-- Start Data to process --
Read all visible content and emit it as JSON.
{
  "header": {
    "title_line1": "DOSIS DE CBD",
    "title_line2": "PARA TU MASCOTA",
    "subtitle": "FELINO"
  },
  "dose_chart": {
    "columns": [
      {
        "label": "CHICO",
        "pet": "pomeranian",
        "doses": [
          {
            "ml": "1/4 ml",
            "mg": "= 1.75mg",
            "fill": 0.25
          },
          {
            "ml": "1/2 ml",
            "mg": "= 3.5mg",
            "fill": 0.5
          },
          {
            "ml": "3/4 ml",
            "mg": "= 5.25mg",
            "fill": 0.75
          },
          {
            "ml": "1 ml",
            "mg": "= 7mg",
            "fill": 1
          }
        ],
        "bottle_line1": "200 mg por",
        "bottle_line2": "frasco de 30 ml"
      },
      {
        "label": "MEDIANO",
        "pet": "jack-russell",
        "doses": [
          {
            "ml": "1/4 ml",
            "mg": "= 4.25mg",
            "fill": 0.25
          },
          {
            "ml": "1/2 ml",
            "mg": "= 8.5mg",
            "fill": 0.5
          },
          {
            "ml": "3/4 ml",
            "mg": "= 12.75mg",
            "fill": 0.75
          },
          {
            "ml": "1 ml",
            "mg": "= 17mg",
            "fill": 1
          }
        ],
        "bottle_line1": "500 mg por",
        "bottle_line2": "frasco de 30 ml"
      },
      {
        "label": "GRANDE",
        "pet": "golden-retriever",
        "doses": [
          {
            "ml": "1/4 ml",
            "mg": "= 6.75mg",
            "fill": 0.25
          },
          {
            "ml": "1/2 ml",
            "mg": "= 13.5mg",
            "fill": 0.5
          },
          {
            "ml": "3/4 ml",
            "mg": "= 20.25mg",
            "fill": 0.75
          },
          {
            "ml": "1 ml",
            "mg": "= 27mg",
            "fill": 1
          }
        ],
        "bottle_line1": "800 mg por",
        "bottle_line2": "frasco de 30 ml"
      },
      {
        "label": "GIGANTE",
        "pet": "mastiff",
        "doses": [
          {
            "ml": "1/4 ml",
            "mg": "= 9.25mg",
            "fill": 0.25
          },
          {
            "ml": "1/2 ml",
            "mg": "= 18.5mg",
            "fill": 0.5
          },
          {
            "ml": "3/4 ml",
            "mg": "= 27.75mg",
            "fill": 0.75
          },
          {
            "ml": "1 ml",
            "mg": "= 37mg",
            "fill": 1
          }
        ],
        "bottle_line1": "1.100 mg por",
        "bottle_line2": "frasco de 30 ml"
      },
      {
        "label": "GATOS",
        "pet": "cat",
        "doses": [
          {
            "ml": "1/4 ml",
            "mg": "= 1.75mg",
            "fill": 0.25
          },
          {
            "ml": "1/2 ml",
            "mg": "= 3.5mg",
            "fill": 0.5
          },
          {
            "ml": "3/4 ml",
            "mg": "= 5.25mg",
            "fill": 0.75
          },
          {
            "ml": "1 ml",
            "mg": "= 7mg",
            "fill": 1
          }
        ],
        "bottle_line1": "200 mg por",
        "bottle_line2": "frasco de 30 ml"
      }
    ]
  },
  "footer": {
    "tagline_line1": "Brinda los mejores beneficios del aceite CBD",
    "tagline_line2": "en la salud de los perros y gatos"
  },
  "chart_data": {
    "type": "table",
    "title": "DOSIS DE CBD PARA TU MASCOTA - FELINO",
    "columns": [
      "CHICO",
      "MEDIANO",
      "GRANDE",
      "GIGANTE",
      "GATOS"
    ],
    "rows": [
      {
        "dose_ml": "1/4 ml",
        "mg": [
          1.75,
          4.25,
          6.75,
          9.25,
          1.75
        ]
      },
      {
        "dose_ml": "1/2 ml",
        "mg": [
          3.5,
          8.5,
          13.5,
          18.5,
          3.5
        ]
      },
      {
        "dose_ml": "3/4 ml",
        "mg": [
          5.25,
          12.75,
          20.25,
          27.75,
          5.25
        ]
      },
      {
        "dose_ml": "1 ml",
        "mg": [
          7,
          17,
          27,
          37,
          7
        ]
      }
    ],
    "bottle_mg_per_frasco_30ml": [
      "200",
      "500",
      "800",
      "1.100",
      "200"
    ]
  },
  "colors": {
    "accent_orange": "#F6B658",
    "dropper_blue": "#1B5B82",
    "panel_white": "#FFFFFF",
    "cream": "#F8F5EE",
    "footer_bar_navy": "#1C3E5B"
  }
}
-- End Data to process --
Description of the task: Repeat the material from above exactly, word for word.

Full output:
Read all visible content and emit it as JSON.
{
  "header": {
    "title_line1": "DOSIS DE CBD",
    "title_line2": "PARA TU MASCOTA",
    "subtitle": "FELINO"
  },
  "dose_chart": {
    "columns": [
      {
        "label": "CHICO",
        "pet": "pomeranian",
        "doses": [
          {
            "ml": "1/4 ml",
            "mg": "= 1.75mg",
            "fill": 0.25
          },
          {
            "ml": "1/2 ml",
            "mg": "= 3.5mg",
            "fill": 0.5
          },
          {
            "ml": "3/4 ml",
            "mg": "= 5.25mg",
            "fill": 0.75
          },
          {
            "ml": "1 ml",
            "mg": "= 7mg",
            "fill": 1
          }
        ],
        "bottle_line1": "200 mg por",
        "bottle_line2": "frasco de 30 ml"
      },
      {
        "label": "MEDIANO",
        "pet": "jack-russell",
        "doses": [
          {
            "ml": "1/4 ml",
            "mg": "= 4.25mg",
            "fill": 0.25
          },
          {
            "ml": "1/2 ml",
            "mg": "= 8.5mg",
            "fill": 0.5
          },
          {
            "ml": "3/4 ml",
            "mg": "= 12.75mg",
            "fill": 0.75
          },
          {
            "ml": "1 ml",
            "mg": "= 17mg",
            "fill": 1
          }
        ],
        "bottle_line1": "500 mg por",
        "bottle_line2": "frasco de 30 ml"
      },
      {
        "label": "GRANDE",
        "pet": "golden-retriever",
        "doses": [
          {
            "ml": "1/4 ml",
            "mg": "= 6.75mg",
            "fill": 0.25
          },
          {
            "ml": "1/2 ml",
            "mg": "= 13.5mg",
            "fill": 0.5
          },
          {
            "ml": "3/4 ml",
            "mg": "= 20.25mg",
            "fill": 0.75
          },
          {
            "ml": "1 ml",
            "mg": "= 27mg",
            "fill": 1
          }
        ],
        "bottle_line1": "800 mg por",
        "bottle_line2": "frasco de 30 ml"
      },
      {
        "label": "GIGANTE",
        "pet": "mastiff",
        "doses": [
          {
            "ml": "1/4 ml",
            "mg": "= 9.25mg",
            "fill": 0.25
          },
          {
            "ml": "1/2 ml",
            "mg": "= 18.5mg",
            "fill": 0.5
          },
          {
            "ml": "3/4 ml",
            "mg": "= 27.75mg",
            "fill": 0.75
          },
          {
            "ml": "1 ml",
            "mg": "= 37mg",
            "fill": 1
          }
        ],
        "bottle_line1": "1.100 mg por",
        "bottle_line2": "frasco de 30 ml"
      },
      {
        "label": "GATOS",
        "pet": "cat",
        "doses": [
          {
            "ml": "1/4 ml",
            "mg": "= 1.75mg",
            "fill": 0.25
          },
          {
            "ml": "1/2 ml",
            "mg": "= 3.5mg",
            "fill": 0.5
          },
          {
            "ml": "3/4 ml",
            "mg": "= 5.25mg",
            "fill": 0.75
          },
          {
            "ml": "1 ml",
            "mg": "= 7mg",
            "fill": 1
          }
        ],
        "bottle_line1": "200 mg por",
        "bottle_line2": "frasco de 30 ml"
      }
    ]
  },
  "footer": {
    "tagline_line1": "Brinda los mejores beneficios del aceite CBD",
    "tagline_line2": "en la salud de los perros y gatos"
  },
  "chart_data": {
    "type": "table",
    "title": "DOSIS DE CBD PARA TU MASCOTA - FELINO",
    "columns": [
      "CHICO",
      "MEDIANO",
      "GRANDE",
      "GIGANTE",
      "GATOS"
    ],
    "rows": [
      {
        "dose_ml": "1/4 ml",
        "mg": [
          1.75,
          4.25,
          6.75,
          9.25,
          1.75
        ]
      },
      {
        "dose_ml": "1/2 ml",
        "mg": [
          3.5,
          8.5,
          13.5,
          18.5,
          3.5
        ]
      },
      {
        "dose_ml": "3/4 ml",
        "mg": [
          5.25,
          12.75,
          20.25,
          27.75,
          5.25
        ]
      },
      {
        "dose_ml": "1 ml",
        "mg": [
          7,
          17,
          27,
          37,
          7
        ]
      }
    ],
    "bottle_mg_per_frasco_30ml": [
      "200",
      "500",
      "800",
      "1.100",
      "200"
    ]
  },
  "colors": {
    "accent_orange": "#F6B658",
    "dropper_blue": "#1B5B82",
    "panel_white": "#FFFFFF",
    "cream": "#F8F5EE",
    "footer_bar_navy": "#1C3E5B"
  }
}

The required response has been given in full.